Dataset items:

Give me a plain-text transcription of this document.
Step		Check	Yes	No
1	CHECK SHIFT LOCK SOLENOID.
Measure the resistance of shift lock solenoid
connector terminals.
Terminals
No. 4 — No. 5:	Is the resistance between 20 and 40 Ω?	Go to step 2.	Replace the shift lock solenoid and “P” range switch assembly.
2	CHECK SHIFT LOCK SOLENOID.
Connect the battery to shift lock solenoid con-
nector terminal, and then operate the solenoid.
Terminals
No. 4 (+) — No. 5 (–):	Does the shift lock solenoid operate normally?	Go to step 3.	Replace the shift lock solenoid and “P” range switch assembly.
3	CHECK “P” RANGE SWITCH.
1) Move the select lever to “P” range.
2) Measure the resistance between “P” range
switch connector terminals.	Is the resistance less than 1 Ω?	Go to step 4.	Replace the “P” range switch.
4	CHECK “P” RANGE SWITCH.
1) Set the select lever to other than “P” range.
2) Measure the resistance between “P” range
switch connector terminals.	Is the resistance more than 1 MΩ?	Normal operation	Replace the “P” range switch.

**The problem**. Retype the records in full. Keep every line identical to the original.

**Result of the exercise**.
Give me a plain-text transcription of this document.
Step		Check	Yes	No
1	CHECK SHIFT LOCK SOLENOID.
Measure the resistance of shift lock solenoid
connector terminals.
Terminals
No. 4 — No. 5:	Is the resistance between 20 and 40 Ω?	Go to step 2.	Replace the shift lock solenoid and “P” range switch assembly.
2	CHECK SHIFT LOCK SOLENOID.
Connect the battery to shift lock solenoid con-
nector terminal, and then operate the solenoid.
Terminals
No. 4 (+) — No. 5 (–):	Does the shift lock solenoid operate normally?	Go to step 3.	Replace the shift lock solenoid and “P” range switch assembly.
3	CHECK “P” RANGE SWITCH.
1) Move the select lever to “P” range.
2) Measure the resistance between “P” range
switch connector terminals.	Is the resistance less than 1 Ω?	Go to step 4.	Replace the “P” range switch.
4	CHECK “P” RANGE SWITCH.
1) Set the select lever to other than “P” range.
2) Measure the resistance between “P” range
switch connector terminals.	Is the resistance more than 1 MΩ?	Normal operation	Replace the “P” range switch.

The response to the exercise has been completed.